SELECTED PASSAGE:
- Native name: 中田宏樹
- Born: October 20, 1964
- Hometown: Musashino, Tokyo, Japan
- Died: February 7, 2023 (aged 58)

Career
- Achieved professional status: May 13, 1987 (aged 22)
- Badge Number: 173
- Rank: 9-dan
- Teacher: Noboru Sakurai [ja] (9-dan)
- Tournaments won: 2
- Career record: 770–592 (.565)

Websites
- JSA profile page

= Hiroki Nakata =

Japanese shogi player (1964–2023)

Hiroki Nakata (中田 宏樹, Nakata Hiroki) was a Japanese professional shogi player who achieved the rank of 8-dan, but was posthumously promoted to 9-dan.

==Shogi professional==
In August 2008, Nakata defeated Yoshinori Satō to become the 36th professional to win 600 official games.

Nakata was given the nickname "Devil Nakata" due to his cool manner and poker face as well as "devil-like" attacking style during his games. Nakata's career record in official games was 770 wins and 592 losses.

===Promotion history===
Nakata's promotion history is as follows:
- 6-kyū: 1976
- 1-dan: 1980
- 4-dan: November 28, 1985
- 5-dan: December 16, 1988
- 6-dan: April 6, 1992
- 7-dan: November 11, 1997
- 8-dan: January 27, 2006
- Death: February 7, 2023
- 9-dan: February 10, 2023 (posthumous promotion)

===Titles and other championships===
Nakata made one appearance in a major title match. He was the challenger for the 32nd Ōi title in 1991 against Kōji Tanigawa, but lost the match 4 games to 2. He won two non-major-title championships during his career. He won the 12th All Star Kachinuki-sen (1989) and 18th All Star Kachinuki-sen (1997–1998).

===Awards and honors===
Nakata received a number of awards and honors throughout his career for his accomplishments both on and off the shogi board. These include awards given out annually by the Japan Shogi Association (JSA) for performance in official games as well as other JSA awards for career accomplishments, and awards received from governmental organizations, etc. for contributions made to Japanese society.

Records from a data source

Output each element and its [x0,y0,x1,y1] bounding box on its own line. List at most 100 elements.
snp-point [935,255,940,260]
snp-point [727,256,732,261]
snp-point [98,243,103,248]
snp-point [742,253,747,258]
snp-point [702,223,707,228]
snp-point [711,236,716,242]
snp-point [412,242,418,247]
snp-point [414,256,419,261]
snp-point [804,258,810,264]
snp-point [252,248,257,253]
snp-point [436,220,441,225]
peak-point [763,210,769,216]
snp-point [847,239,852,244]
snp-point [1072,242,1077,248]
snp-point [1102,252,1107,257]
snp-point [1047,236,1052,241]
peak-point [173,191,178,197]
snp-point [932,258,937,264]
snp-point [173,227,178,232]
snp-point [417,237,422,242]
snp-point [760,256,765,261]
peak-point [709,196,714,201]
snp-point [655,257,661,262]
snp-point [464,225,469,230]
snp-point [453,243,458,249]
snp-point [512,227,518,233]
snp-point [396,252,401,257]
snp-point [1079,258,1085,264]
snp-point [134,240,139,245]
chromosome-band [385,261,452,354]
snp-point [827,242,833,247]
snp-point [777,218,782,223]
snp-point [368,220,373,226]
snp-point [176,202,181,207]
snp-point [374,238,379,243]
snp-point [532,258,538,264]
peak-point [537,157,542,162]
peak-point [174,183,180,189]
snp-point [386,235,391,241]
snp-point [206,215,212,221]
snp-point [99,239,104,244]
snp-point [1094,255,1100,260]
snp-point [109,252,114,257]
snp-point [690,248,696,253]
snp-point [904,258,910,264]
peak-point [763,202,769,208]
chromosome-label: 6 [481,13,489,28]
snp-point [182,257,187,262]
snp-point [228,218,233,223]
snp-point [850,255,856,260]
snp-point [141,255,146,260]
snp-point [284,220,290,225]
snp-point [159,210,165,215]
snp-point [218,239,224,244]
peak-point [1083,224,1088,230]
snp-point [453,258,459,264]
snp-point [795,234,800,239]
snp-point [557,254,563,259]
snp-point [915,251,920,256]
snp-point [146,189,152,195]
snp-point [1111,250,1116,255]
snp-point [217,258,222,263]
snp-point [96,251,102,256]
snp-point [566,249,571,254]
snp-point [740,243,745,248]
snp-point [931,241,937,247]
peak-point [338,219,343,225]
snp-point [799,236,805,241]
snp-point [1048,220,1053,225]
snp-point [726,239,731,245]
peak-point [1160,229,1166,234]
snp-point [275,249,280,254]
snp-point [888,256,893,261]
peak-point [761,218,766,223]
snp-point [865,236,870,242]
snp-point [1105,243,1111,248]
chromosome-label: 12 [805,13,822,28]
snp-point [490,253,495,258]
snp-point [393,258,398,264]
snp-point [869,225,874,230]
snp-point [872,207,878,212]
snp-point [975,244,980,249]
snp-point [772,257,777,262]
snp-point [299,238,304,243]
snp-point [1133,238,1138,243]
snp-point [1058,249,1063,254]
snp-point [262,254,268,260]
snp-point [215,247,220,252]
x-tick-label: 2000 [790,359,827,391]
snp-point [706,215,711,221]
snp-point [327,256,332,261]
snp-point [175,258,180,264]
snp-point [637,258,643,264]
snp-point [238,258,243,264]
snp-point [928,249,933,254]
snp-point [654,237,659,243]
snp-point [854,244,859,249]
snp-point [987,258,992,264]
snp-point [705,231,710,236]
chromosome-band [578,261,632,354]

TASK DIRECTIONS: In the Hiroki Nakata profile, who beat Nakata in his one major title match? This data was taken from a different source than the text.

RESULT BELOW: Kōji Tanigawa